CHALLENGE => Copy out all the lines exactly. Omit pictures.

[Saved entries]
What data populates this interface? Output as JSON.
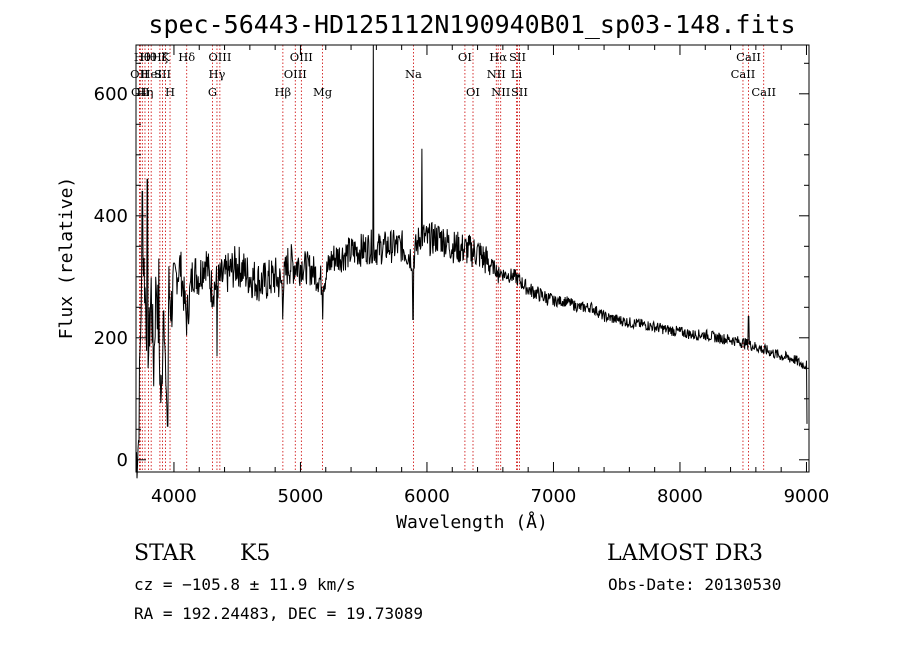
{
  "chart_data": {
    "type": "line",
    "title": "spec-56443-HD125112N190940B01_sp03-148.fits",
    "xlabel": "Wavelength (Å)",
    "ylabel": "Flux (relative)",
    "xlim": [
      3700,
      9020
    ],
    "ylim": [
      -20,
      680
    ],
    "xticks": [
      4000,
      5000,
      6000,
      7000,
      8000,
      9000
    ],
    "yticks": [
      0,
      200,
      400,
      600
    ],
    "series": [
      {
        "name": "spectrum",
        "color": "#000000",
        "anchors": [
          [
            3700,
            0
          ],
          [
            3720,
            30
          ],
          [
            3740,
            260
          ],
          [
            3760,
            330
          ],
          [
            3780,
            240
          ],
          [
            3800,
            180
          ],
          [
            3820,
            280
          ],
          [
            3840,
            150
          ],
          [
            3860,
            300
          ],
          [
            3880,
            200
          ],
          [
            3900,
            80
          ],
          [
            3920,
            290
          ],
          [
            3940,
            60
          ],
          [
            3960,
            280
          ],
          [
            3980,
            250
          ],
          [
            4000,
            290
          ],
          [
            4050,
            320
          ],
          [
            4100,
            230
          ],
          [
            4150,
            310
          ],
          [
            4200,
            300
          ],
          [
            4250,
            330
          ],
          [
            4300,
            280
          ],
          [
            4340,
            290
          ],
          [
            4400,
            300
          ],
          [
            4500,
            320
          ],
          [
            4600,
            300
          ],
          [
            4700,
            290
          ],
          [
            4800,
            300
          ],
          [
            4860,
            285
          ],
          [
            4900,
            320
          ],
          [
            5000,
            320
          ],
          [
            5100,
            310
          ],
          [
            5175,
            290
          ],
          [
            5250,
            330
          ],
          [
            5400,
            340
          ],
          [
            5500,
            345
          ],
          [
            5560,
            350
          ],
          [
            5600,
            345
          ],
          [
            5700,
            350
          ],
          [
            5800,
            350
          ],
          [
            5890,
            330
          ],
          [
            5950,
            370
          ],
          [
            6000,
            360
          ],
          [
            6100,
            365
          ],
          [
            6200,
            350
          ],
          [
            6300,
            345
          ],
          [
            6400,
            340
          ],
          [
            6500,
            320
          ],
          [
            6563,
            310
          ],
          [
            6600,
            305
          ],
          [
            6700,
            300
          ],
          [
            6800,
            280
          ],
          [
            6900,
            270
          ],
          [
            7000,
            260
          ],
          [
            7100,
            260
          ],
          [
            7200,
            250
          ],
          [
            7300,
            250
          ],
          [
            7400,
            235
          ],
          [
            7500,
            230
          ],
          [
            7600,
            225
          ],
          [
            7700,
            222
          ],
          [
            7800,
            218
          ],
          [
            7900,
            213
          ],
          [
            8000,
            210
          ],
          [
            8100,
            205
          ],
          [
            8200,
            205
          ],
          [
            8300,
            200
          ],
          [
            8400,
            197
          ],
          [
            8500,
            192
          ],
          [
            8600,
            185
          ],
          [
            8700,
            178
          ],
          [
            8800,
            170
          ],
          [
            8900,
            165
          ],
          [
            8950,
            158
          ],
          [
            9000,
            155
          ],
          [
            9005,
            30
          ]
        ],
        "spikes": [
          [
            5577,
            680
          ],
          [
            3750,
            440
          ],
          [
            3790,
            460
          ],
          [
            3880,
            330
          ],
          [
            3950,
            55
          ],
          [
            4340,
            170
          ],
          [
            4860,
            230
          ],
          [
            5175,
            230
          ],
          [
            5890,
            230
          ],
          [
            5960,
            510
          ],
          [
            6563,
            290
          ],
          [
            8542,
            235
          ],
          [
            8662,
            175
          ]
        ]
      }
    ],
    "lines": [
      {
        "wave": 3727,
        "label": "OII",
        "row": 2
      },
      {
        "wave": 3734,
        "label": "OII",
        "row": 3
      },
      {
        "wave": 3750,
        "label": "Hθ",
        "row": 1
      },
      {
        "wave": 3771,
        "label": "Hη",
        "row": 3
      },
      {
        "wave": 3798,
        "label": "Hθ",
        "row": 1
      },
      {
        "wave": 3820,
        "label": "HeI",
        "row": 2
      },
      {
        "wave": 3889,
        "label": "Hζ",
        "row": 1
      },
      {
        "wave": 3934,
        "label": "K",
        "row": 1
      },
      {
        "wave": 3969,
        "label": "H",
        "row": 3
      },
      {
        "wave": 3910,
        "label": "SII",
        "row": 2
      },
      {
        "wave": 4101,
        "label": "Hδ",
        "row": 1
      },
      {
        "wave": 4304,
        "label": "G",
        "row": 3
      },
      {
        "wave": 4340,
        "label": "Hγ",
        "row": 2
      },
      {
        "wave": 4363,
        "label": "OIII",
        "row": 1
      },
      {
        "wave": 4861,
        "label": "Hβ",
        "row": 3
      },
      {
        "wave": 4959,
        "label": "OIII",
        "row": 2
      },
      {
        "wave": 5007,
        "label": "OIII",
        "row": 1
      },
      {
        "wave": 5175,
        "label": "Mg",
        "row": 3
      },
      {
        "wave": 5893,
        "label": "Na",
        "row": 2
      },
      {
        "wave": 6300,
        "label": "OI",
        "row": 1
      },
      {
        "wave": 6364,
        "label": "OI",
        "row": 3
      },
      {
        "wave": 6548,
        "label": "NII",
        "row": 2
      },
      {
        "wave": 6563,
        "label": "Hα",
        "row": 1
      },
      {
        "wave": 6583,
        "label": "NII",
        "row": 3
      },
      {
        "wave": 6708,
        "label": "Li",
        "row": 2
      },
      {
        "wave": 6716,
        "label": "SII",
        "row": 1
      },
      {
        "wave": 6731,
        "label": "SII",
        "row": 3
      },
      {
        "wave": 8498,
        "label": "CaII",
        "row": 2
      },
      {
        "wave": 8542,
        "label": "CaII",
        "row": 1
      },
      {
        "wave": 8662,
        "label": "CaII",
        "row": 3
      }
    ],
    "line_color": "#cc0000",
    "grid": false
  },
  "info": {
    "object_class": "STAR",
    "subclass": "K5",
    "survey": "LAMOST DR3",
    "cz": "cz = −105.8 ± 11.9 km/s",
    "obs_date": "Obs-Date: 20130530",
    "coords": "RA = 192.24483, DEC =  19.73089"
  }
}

SOLUTION TO THIS EXERCISE =>
What data populates this interface? Output as JSON.
{
  "chart_data": {
    "type": "line",
    "title": "spec-56443-HD125112N190940B01_sp03-148.fits",
    "xlabel": "Wavelength (Å)",
    "ylabel": "Flux (relative)",
    "xlim": [
      3700,
      9020
    ],
    "ylim": [
      -20,
      680
    ],
    "xticks": [
      4000,
      5000,
      6000,
      7000,
      8000,
      9000
    ],
    "yticks": [
      0,
      200,
      400,
      600
    ],
    "series": [
      {
        "name": "spectrum",
        "color": "#000000",
        "anchors": [
          [
            3700,
            0
          ],
          [
            3720,
            30
          ],
          [
            3740,
            260
          ],
          [
            3760,
            330
          ],
          [
            3780,
            240
          ],
          [
            3800,
            180
          ],
          [
            3820,
            280
          ],
          [
            3840,
            150
          ],
          [
            3860,
            300
          ],
          [
            3880,
            200
          ],
          [
            3900,
            80
          ],
          [
            3920,
            290
          ],
          [
            3940,
            60
          ],
          [
            3960,
            280
          ],
          [
            3980,
            250
          ],
          [
            4000,
            290
          ],
          [
            4050,
            320
          ],
          [
            4100,
            230
          ],
          [
            4150,
            310
          ],
          [
            4200,
            300
          ],
          [
            4250,
            330
          ],
          [
            4300,
            280
          ],
          [
            4340,
            290
          ],
          [
            4400,
            300
          ],
          [
            4500,
            320
          ],
          [
            4600,
            300
          ],
          [
            4700,
            290
          ],
          [
            4800,
            300
          ],
          [
            4860,
            285
          ],
          [
            4900,
            320
          ],
          [
            5000,
            320
          ],
          [
            5100,
            310
          ],
          [
            5175,
            290
          ],
          [
            5250,
            330
          ],
          [
            5400,
            340
          ],
          [
            5500,
            345
          ],
          [
            5560,
            350
          ],
          [
            5600,
            345
          ],
          [
            5700,
            350
          ],
          [
            5800,
            350
          ],
          [
            5890,
            330
          ],
          [
            5950,
            370
          ],
          [
            6000,
            360
          ],
          [
            6100,
            365
          ],
          [
            6200,
            350
          ],
          [
            6300,
            345
          ],
          [
            6400,
            340
          ],
          [
            6500,
            320
          ],
          [
            6563,
            310
          ],
          [
            6600,
            305
          ],
          [
            6700,
            300
          ],
          [
            6800,
            280
          ],
          [
            6900,
            270
          ],
          [
            7000,
            260
          ],
          [
            7100,
            260
          ],
          [
            7200,
            250
          ],
          [
            7300,
            250
          ],
          [
            7400,
            235
          ],
          [
            7500,
            230
          ],
          [
            7600,
            225
          ],
          [
            7700,
            222
          ],
          [
            7800,
            218
          ],
          [
            7900,
            213
          ],
          [
            8000,
            210
          ],
          [
            8100,
            205
          ],
          [
            8200,
            205
          ],
          [
            8300,
            200
          ],
          [
            8400,
            197
          ],
          [
            8500,
            192
          ],
          [
            8600,
            185
          ],
          [
            8700,
            178
          ],
          [
            8800,
            170
          ],
          [
            8900,
            165
          ],
          [
            8950,
            158
          ],
          [
            9000,
            155
          ],
          [
            9005,
            30
          ]
        ],
        "spikes": [
          [
            5577,
            680
          ],
          [
            3750,
            440
          ],
          [
            3790,
            460
          ],
          [
            3880,
            330
          ],
          [
            3950,
            55
          ],
          [
            4340,
            170
          ],
          [
            4860,
            230
          ],
          [
            5175,
            230
          ],
          [
            5890,
            230
          ],
          [
            5960,
            510
          ],
          [
            6563,
            290
          ],
          [
            8542,
            235
          ],
          [
            8662,
            175
          ]
        ]
      }
    ],
    "lines": [
      {
        "wave": 3727,
        "label": "OII",
        "row": 2
      },
      {
        "wave": 3734,
        "label": "OII",
        "row": 3
      },
      {
        "wave": 3750,
        "label": "Hθ",
        "row": 1
      },
      {
        "wave": 3771,
        "label": "Hη",
        "row": 3
      },
      {
        "wave": 3798,
        "label": "Hθ",
        "row": 1
      },
      {
        "wave": 3820,
        "label": "HeI",
        "row": 2
      },
      {
        "wave": 3889,
        "label": "Hζ",
        "row": 1
      },
      {
        "wave": 3934,
        "label": "K",
        "row": 1
      },
      {
        "wave": 3969,
        "label": "H",
        "row": 3
      },
      {
        "wave": 3910,
        "label": "SII",
        "row": 2
      },
      {
        "wave": 4101,
        "label": "Hδ",
        "row": 1
      },
      {
        "wave": 4304,
        "label": "G",
        "row": 3
      },
      {
        "wave": 4340,
        "label": "Hγ",
        "row": 2
      },
      {
        "wave": 4363,
        "label": "OIII",
        "row": 1
      },
      {
        "wave": 4861,
        "label": "Hβ",
        "row": 3
      },
      {
        "wave": 4959,
        "label": "OIII",
        "row": 2
      },
      {
        "wave": 5007,
        "label": "OIII",
        "row": 1
      },
      {
        "wave": 5175,
        "label": "Mg",
        "row": 3
      },
      {
        "wave": 5893,
        "label": "Na",
        "row": 2
      },
      {
        "wave": 6300,
        "label": "OI",
        "row": 1
      },
      {
        "wave": 6364,
        "label": "OI",
        "row": 3
      },
      {
        "wave": 6548,
        "label": "NII",
        "row": 2
      },
      {
        "wave": 6563,
        "label": "Hα",
        "row": 1
      },
      {
        "wave": 6583,
        "label": "NII",
        "row": 3
      },
      {
        "wave": 6708,
        "label": "Li",
        "row": 2
      },
      {
        "wave": 6716,
        "label": "SII",
        "row": 1
      },
      {
        "wave": 6731,
        "label": "SII",
        "row": 3
      },
      {
        "wave": 8498,
        "label": "CaII",
        "row": 2
      },
      {
        "wave": 8542,
        "label": "CaII",
        "row": 1
      },
      {
        "wave": 8662,
        "label": "CaII",
        "row": 3
      }
    ],
    "line_color": "#cc0000",
    "grid": false
  },
  "info": {
    "object_class": "STAR",
    "subclass": "K5",
    "survey": "LAMOST DR3",
    "cz": "cz = −105.8 ± 11.9 km/s",
    "obs_date": "Obs-Date: 20130530",
    "coords": "RA = 192.24483, DEC =  19.73089"
  }
}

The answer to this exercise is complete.